> _Problem requirements_
Copy out every record precisely.

Stored data:
++++++++

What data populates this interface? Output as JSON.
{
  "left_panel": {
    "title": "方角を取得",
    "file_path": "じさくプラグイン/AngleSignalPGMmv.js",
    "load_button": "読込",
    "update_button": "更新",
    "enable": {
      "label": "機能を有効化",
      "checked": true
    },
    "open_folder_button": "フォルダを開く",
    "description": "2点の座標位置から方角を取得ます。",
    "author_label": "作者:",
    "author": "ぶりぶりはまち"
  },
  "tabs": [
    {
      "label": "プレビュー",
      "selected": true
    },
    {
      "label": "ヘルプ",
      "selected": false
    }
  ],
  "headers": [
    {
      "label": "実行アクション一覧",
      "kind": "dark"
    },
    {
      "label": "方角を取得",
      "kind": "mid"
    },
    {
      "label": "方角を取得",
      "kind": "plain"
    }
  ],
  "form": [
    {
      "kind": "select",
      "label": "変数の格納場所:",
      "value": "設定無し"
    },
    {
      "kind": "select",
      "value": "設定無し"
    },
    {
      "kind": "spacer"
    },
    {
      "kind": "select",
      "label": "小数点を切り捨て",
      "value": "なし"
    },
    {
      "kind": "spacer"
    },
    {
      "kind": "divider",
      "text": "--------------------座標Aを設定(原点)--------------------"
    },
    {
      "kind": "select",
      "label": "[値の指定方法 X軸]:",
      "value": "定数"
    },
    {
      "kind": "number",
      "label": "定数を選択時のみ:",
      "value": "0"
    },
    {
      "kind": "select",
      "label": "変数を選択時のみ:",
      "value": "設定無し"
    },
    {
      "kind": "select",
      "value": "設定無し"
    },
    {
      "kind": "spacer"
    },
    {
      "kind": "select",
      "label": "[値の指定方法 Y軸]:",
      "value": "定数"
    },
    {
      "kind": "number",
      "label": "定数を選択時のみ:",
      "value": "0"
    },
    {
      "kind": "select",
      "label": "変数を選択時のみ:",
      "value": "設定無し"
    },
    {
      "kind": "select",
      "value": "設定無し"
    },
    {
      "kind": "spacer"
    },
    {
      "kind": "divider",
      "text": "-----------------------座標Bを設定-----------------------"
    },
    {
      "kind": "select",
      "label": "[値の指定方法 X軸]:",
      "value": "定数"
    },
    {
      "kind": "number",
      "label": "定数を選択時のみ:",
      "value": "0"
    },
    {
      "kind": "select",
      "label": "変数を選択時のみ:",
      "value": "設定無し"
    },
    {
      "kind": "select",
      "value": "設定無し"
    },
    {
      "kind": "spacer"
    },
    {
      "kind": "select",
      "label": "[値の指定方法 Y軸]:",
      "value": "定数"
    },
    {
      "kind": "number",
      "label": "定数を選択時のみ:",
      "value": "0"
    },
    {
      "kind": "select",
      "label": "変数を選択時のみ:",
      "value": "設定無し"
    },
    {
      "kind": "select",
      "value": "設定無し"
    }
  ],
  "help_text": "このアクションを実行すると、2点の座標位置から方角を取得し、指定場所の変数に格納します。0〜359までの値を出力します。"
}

++++++++

> _Right answer_
What data populates this interface? Output as JSON.
{
  "left_panel": {
    "title": "方角を取得",
    "file_path": "じさくプラグイン/AngleSignalPGMmv.js",
    "load_button": "読込",
    "update_button": "更新",
    "enable": {
      "label": "機能を有効化",
      "checked": true
    },
    "open_folder_button": "フォルダを開く",
    "description": "2点の座標位置から方角を取得ます。",
    "author_label": "作者:",
    "author": "ぶりぶりはまち"
  },
  "tabs": [
    {
      "label": "プレビュー",
      "selected": true
    },
    {
      "label": "ヘルプ",
      "selected": false
    }
  ],
  "headers": [
    {
      "label": "実行アクション一覧",
      "kind": "dark"
    },
    {
      "label": "方角を取得",
      "kind": "mid"
    },
    {
      "label": "方角を取得",
      "kind": "plain"
    }
  ],
  "form": [
    {
      "kind": "select",
      "label": "変数の格納場所:",
      "value": "設定無し"
    },
    {
      "kind": "select",
      "value": "設定無し"
    },
    {
      "kind": "spacer"
    },
    {
      "kind": "select",
      "label": "小数点を切り捨て",
      "value": "なし"
    },
    {
      "kind": "spacer"
    },
    {
      "kind": "divider",
      "text": "--------------------座標Aを設定(原点)--------------------"
    },
    {
      "kind": "select",
      "label": "[値の指定方法 X軸]:",
      "value": "定数"
    },
    {
      "kind": "number",
      "label": "定数を選択時のみ:",
      "value": "0"
    },
    {
      "kind": "select",
      "label": "変数を選択時のみ:",
      "value": "設定無し"
    },
    {
      "kind": "select",
      "value": "設定無し"
    },
    {
      "kind": "spacer"
    },
    {
      "kind": "select",
      "label": "[値の指定方法 Y軸]:",
      "value": "定数"
    },
    {
      "kind": "number",
      "label": "定数を選択時のみ:",
      "value": "0"
    },
    {
      "kind": "select",
      "label": "変数を選択時のみ:",
      "value": "設定無し"
    },
    {
      "kind": "select",
      "value": "設定無し"
    },
    {
      "kind": "spacer"
    },
    {
      "kind": "divider",
      "text": "-----------------------座標Bを設定-----------------------"
    },
    {
      "kind": "select",
      "label": "[値の指定方法 X軸]:",
      "value": "定数"
    },
    {
      "kind": "number",
      "label": "定数を選択時のみ:",
      "value": "0"
    },
    {
      "kind": "select",
      "label": "変数を選択時のみ:",
      "value": "設定無し"
    },
    {
      "kind": "select",
      "value": "設定無し"
    },
    {
      "kind": "spacer"
    },
    {
      "kind": "select",
      "label": "[値の指定方法 Y軸]:",
      "value": "定数"
    },
    {
      "kind": "number",
      "label": "定数を選択時のみ:",
      "value": "0"
    },
    {
      "kind": "select",
      "label": "変数を選択時のみ:",
      "value": "設定無し"
    },
    {
      "kind": "select",
      "value": "設定無し"
    }
  ],
  "help_text": "このアクションを実行すると、2点の座標位置から方角を取得し、指定場所の変数に格納します。0〜359までの値を出力します。"
}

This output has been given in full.